In full and without alteration, give the listing again.

Extracted data entries:
━━━
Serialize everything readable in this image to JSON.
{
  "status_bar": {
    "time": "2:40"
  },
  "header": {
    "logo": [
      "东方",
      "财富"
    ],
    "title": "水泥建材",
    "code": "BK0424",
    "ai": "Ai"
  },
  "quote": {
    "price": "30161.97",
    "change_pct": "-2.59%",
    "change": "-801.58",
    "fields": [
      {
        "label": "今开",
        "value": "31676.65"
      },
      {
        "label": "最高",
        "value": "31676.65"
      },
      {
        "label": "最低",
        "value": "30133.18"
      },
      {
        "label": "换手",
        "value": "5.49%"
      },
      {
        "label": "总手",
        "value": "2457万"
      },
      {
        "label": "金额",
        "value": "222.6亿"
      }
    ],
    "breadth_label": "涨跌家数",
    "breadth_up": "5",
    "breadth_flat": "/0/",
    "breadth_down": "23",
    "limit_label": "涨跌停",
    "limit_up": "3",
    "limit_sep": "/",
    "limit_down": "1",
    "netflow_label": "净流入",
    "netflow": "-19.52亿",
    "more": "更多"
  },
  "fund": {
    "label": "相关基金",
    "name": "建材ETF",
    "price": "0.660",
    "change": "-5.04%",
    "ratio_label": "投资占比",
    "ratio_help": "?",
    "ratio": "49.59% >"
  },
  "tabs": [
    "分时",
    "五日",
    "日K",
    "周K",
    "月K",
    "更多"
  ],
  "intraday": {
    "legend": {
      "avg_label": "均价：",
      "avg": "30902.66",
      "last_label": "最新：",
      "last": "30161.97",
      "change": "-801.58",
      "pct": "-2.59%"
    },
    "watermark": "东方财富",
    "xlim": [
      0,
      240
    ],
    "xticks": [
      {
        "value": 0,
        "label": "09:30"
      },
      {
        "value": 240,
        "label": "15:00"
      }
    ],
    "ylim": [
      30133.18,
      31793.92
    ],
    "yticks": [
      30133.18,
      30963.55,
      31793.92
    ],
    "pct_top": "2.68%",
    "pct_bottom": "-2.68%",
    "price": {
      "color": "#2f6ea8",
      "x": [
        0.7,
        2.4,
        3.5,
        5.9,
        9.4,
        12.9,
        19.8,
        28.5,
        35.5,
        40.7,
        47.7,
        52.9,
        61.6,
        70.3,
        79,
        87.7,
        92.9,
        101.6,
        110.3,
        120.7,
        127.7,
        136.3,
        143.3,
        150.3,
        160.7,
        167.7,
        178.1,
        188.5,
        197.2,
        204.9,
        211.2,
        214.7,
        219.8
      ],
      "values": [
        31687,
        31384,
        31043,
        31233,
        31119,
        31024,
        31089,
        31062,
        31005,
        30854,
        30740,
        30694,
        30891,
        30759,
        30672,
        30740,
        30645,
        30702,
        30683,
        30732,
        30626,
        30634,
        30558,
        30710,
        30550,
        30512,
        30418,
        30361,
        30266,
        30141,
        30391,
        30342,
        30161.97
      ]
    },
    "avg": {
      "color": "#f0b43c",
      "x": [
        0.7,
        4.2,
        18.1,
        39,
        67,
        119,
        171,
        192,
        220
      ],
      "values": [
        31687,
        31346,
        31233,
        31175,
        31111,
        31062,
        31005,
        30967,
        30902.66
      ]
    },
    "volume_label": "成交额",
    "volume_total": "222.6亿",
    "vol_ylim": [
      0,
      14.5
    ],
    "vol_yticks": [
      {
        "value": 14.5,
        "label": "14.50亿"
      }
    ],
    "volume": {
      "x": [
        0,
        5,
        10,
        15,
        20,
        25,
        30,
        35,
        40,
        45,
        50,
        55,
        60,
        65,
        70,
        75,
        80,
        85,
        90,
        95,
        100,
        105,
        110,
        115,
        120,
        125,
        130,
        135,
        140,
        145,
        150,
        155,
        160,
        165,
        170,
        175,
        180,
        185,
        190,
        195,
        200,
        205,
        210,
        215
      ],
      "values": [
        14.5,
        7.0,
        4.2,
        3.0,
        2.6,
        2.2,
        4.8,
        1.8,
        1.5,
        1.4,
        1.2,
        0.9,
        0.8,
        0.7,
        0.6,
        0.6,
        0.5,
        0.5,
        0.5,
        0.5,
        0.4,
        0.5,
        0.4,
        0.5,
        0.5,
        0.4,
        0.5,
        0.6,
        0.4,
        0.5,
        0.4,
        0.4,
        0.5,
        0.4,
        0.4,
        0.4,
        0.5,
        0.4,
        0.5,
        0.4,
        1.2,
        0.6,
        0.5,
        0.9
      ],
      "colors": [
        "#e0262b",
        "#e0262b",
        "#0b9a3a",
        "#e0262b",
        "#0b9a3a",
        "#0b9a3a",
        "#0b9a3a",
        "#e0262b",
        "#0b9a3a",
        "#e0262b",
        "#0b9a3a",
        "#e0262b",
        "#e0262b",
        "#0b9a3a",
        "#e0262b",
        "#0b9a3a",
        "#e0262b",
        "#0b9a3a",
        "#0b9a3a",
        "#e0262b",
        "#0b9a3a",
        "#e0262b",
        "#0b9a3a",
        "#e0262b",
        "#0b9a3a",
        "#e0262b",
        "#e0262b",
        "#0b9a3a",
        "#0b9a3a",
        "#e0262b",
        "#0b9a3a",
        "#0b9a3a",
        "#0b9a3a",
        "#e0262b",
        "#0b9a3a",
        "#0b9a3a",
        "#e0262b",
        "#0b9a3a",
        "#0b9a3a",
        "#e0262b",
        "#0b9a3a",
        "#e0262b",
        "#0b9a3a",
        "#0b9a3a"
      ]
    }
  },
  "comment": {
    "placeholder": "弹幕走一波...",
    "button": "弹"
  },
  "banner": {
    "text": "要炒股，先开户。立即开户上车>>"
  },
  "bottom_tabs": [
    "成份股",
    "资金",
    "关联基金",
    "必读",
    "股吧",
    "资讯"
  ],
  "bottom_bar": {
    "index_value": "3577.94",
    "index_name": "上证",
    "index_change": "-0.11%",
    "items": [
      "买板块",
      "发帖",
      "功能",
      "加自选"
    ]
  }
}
━━━
_SOLUTION TO THE EXERCISE:_
Serialize everything readable in this image to JSON.
{
  "status_bar": {
    "time": "2:40"
  },
  "header": {
    "logo": [
      "东方",
      "财富"
    ],
    "title": "水泥建材",
    "code": "BK0424",
    "ai": "Ai"
  },
  "quote": {
    "price": "30161.97",
    "change_pct": "-2.59%",
    "change": "-801.58",
    "fields": [
      {
        "label": "今开",
        "value": "31676.65"
      },
      {
        "label": "最高",
        "value": "31676.65"
      },
      {
        "label": "最低",
        "value": "30133.18"
      },
      {
        "label": "换手",
        "value": "5.49%"
      },
      {
        "label": "总手",
        "value": "2457万"
      },
      {
        "label": "金额",
        "value": "222.6亿"
      }
    ],
    "breadth_label": "涨跌家数",
    "breadth_up": "5",
    "breadth_flat": "/0/",
    "breadth_down": "23",
    "limit_label": "涨跌停",
    "limit_up": "3",
    "limit_sep": "/",
    "limit_down": "1",
    "netflow_label": "净流入",
    "netflow": "-19.52亿",
    "more": "更多"
  },
  "fund": {
    "label": "相关基金",
    "name": "建材ETF",
    "price": "0.660",
    "change": "-5.04%",
    "ratio_label": "投资占比",
    "ratio_help": "?",
    "ratio": "49.59% >"
  },
  "tabs": [
    "分时",
    "五日",
    "日K",
    "周K",
    "月K",
    "更多"
  ],
  "intraday": {
    "legend": {
      "avg_label": "均价：",
      "avg": "30902.66",
      "last_label": "最新：",
      "last": "30161.97",
      "change": "-801.58",
      "pct": "-2.59%"
    },
    "watermark": "东方财富",
    "xlim": [
      0,
      240
    ],
    "xticks": [
      {
        "value": 0,
        "label": "09:30"
      },
      {
        "value": 240,
        "label": "15:00"
      }
    ],
    "ylim": [
      30133.18,
      31793.92
    ],
    "yticks": [
      30133.18,
      30963.55,
      31793.92
    ],
    "pct_top": "2.68%",
    "pct_bottom": "-2.68%",
    "price": {
      "color": "#2f6ea8",
      "x": [
        0.7,
        2.4,
        3.5,
        5.9,
        9.4,
        12.9,
        19.8,
        28.5,
        35.5,
        40.7,
        47.7,
        52.9,
        61.6,
        70.3,
        79,
        87.7,
        92.9,
        101.6,
        110.3,
        120.7,
        127.7,
        136.3,
        143.3,
        150.3,
        160.7,
        167.7,
        178.1,
        188.5,
        197.2,
        204.9,
        211.2,
        214.7,
        219.8
      ],
      "values": [
        31687,
        31384,
        31043,
        31233,
        31119,
        31024,
        31089,
        31062,
        31005,
        30854,
        30740,
        30694,
        30891,
        30759,
        30672,
        30740,
        30645,
        30702,
        30683,
        30732,
        30626,
        30634,
        30558,
        30710,
        30550,
        30512,
        30418,
        30361,
        30266,
        30141,
        30391,
        30342,
        30161.97
      ]
    },
    "avg": {
      "color": "#f0b43c",
      "x": [
        0.7,
        4.2,
        18.1,
        39,
        67,
        119,
        171,
        192,
        220
      ],
      "values": [
        31687,
        31346,
        31233,
        31175,
        31111,
        31062,
        31005,
        30967,
        30902.66
      ]
    },
    "volume_label": "成交额",
    "volume_total": "222.6亿",
    "vol_ylim": [
      0,
      14.5
    ],
    "vol_yticks": [
      {
        "value": 14.5,
        "label": "14.50亿"
      }
    ],
    "volume": {
      "x": [
        0,
        5,
        10,
        15,
        20,
        25,
        30,
        35,
        40,
        45,
        50,
        55,
        60,
        65,
        70,
        75,
        80,
        85,
        90,
        95,
        100,
        105,
        110,
        115,
        120,
        125,
        130,
        135,
        140,
        145,
        150,
        155,
        160,
        165,
        170,
        175,
        180,
        185,
        190,
        195,
        200,
        205,
        210,
        215
      ],
      "values": [
        14.5,
        7.0,
        4.2,
        3.0,
        2.6,
        2.2,
        4.8,
        1.8,
        1.5,
        1.4,
        1.2,
        0.9,
        0.8,
        0.7,
        0.6,
        0.6,
        0.5,
        0.5,
        0.5,
        0.5,
        0.4,
        0.5,
        0.4,
        0.5,
        0.5,
        0.4,
        0.5,
        0.6,
        0.4,
        0.5,
        0.4,
        0.4,
        0.5,
        0.4,
        0.4,
        0.4,
        0.5,
        0.4,
        0.5,
        0.4,
        1.2,
        0.6,
        0.5,
        0.9
      ],
      "colors": [
        "#e0262b",
        "#e0262b",
        "#0b9a3a",
        "#e0262b",
        "#0b9a3a",
        "#0b9a3a",
        "#0b9a3a",
        "#e0262b",
        "#0b9a3a",
        "#e0262b",
        "#0b9a3a",
        "#e0262b",
        "#e0262b",
        "#0b9a3a",
        "#e0262b",
        "#0b9a3a",
        "#e0262b",
        "#0b9a3a",
        "#0b9a3a",
        "#e0262b",
        "#0b9a3a",
        "#e0262b",
        "#0b9a3a",
        "#e0262b",
        "#0b9a3a",
        "#e0262b",
        "#e0262b",
        "#0b9a3a",
        "#0b9a3a",
        "#e0262b",
        "#0b9a3a",
        "#0b9a3a",
        "#0b9a3a",
        "#e0262b",
        "#0b9a3a",
        "#0b9a3a",
        "#e0262b",
        "#0b9a3a",
        "#0b9a3a",
        "#e0262b",
        "#0b9a3a",
        "#e0262b",
        "#0b9a3a",
        "#0b9a3a"
      ]
    }
  },
  "comment": {
    "placeholder": "弹幕走一波...",
    "button": "弹"
  },
  "banner": {
    "text": "要炒股，先开户。立即开户上车>>"
  },
  "bottom_tabs": [
    "成份股",
    "资金",
    "关联基金",
    "必读",
    "股吧",
    "资讯"
  ],
  "bottom_bar": {
    "index_value": "3577.94",
    "index_name": "上证",
    "index_change": "-0.11%",
    "items": [
      "买板块",
      "发帖",
      "功能",
      "加自选"
    ]
  }
}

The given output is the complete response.